(Data records)
** START **

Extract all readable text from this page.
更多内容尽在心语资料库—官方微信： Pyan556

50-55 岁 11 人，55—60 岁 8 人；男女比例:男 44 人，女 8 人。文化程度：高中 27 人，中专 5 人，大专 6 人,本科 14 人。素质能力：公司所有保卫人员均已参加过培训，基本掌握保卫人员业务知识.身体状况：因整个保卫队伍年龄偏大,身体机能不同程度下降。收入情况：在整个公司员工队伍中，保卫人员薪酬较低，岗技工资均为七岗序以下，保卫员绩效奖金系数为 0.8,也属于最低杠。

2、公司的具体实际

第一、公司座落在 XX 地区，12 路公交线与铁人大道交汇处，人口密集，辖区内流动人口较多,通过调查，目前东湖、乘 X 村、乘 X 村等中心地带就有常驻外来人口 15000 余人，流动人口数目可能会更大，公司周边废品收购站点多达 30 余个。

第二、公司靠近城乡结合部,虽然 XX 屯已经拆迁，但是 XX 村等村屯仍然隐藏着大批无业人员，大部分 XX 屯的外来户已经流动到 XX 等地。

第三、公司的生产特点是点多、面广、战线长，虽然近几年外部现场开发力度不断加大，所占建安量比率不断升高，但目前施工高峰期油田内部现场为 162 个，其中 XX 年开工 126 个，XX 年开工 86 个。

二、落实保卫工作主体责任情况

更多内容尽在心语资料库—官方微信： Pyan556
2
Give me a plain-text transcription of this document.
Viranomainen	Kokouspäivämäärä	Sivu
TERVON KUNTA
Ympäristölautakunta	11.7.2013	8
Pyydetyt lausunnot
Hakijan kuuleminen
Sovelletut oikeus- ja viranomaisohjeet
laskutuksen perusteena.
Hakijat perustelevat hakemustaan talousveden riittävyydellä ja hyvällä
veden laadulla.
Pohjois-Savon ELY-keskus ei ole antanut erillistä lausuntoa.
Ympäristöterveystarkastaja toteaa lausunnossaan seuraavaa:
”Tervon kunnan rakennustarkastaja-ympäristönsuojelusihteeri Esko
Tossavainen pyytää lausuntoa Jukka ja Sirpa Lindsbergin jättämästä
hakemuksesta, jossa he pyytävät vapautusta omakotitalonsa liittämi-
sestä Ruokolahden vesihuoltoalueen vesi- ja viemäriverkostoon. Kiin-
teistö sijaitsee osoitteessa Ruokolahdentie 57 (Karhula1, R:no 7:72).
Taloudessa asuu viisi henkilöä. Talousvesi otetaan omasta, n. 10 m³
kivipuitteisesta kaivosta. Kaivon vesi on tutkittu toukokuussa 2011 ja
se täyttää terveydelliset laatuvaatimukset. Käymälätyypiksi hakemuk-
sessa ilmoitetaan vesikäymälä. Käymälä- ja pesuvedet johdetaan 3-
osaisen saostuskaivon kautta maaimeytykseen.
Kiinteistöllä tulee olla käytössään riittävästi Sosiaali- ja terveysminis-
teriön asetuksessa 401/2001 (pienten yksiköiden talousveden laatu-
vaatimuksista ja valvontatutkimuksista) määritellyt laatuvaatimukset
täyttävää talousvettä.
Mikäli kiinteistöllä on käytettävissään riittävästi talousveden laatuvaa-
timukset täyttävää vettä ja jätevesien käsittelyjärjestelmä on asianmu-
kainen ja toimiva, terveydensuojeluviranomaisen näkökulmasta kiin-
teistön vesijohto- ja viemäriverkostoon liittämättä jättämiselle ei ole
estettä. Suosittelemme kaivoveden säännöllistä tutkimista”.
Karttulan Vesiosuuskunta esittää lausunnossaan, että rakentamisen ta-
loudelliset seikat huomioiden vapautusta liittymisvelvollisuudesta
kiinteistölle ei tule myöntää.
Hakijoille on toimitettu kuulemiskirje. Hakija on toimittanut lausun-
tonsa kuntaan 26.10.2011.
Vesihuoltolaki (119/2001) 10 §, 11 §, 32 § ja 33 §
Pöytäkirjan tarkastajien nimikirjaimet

** END **

### WHAT THE EXERCISE ASKS
In the entries above, identify every line with the word "täyttävää". Copy those lines.

### FINAL ANSWER
täyttävää talousvettä.
timukset täyttävää vettä ja jätevesien käsittelyjärjestelmä on asianmu-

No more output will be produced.